Records
* * * * * * *

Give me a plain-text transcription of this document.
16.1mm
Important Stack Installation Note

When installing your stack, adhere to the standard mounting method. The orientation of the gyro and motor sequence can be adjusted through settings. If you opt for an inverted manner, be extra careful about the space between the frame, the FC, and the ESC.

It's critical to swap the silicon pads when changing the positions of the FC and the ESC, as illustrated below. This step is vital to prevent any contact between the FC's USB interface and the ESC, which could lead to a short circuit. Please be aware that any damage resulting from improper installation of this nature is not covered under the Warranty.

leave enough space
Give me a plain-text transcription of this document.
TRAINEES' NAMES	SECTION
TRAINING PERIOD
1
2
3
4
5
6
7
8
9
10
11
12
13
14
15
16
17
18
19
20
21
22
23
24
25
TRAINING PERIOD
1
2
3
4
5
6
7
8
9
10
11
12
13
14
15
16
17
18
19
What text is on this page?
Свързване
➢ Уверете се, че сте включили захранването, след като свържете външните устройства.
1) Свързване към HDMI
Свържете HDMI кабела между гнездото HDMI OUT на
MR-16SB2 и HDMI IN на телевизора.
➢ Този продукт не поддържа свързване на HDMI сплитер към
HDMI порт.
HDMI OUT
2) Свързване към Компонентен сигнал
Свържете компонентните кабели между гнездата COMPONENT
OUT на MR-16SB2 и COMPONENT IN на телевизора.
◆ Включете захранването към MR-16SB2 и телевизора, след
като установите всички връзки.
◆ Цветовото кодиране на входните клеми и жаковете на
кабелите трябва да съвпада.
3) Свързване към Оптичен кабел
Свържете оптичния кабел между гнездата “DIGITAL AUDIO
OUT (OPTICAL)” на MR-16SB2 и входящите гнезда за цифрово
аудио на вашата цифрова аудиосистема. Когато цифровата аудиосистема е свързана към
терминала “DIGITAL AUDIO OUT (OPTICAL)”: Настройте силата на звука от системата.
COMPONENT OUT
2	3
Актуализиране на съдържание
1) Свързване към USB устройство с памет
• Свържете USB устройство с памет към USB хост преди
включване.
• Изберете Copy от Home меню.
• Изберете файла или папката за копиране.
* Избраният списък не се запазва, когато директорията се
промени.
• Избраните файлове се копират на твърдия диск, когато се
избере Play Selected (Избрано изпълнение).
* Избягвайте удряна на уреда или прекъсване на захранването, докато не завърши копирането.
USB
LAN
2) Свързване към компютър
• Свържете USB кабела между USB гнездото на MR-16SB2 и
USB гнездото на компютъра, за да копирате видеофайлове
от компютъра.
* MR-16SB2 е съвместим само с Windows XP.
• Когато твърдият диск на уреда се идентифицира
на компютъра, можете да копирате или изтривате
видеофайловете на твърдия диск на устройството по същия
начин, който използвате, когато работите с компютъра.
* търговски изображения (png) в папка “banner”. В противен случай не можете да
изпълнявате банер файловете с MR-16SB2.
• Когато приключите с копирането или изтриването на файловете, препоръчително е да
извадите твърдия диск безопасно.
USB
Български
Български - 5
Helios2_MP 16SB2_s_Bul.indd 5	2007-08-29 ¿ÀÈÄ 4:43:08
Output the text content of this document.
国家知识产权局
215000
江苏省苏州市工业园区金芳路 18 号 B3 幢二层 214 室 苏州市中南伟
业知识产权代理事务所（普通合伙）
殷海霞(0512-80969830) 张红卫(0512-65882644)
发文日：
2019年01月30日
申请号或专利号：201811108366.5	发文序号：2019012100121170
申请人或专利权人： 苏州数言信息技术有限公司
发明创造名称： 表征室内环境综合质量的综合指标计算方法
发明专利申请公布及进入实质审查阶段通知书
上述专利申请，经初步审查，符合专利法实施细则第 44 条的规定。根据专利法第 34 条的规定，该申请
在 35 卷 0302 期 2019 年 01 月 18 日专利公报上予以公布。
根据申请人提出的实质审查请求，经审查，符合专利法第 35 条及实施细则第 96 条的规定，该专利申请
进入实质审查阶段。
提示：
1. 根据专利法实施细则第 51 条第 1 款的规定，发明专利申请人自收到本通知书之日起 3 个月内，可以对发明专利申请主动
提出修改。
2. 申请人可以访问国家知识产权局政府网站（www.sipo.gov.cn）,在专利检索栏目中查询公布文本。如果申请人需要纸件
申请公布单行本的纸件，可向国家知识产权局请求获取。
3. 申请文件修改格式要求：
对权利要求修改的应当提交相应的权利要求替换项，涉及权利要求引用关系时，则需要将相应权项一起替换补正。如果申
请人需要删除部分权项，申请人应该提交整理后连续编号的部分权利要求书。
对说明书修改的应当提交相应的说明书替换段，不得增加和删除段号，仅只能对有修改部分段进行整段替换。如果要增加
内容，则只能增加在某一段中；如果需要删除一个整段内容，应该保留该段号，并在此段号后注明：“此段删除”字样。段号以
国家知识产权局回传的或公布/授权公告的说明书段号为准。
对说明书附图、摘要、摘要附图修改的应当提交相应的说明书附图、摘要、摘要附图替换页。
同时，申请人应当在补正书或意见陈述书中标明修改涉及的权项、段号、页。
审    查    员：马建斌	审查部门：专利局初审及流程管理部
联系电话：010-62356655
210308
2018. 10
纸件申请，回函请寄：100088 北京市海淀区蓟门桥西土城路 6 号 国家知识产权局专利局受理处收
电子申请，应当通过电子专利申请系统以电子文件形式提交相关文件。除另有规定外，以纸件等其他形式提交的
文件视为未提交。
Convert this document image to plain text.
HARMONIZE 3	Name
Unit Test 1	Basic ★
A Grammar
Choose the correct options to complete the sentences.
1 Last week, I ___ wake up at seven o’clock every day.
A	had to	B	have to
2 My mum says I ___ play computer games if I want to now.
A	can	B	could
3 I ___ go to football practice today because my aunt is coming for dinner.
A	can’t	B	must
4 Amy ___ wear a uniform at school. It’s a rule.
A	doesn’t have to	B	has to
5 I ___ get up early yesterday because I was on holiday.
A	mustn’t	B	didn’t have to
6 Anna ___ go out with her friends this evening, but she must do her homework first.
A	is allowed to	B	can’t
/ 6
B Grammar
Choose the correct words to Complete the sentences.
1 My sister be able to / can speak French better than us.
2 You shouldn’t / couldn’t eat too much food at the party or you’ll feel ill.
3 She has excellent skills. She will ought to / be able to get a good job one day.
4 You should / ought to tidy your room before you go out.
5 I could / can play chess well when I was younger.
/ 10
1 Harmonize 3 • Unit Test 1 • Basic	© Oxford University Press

* * * * * * *

-- THE TASK --
Pick out each line containing the string "AUDIO" and copy it.

-- TASK ANSWER --
Свържете оптичния кабел между гнездата “DIGITAL AUDIO
терминала “DIGITAL AUDIO OUT (OPTICAL)”: Настройте силата на звука от системата.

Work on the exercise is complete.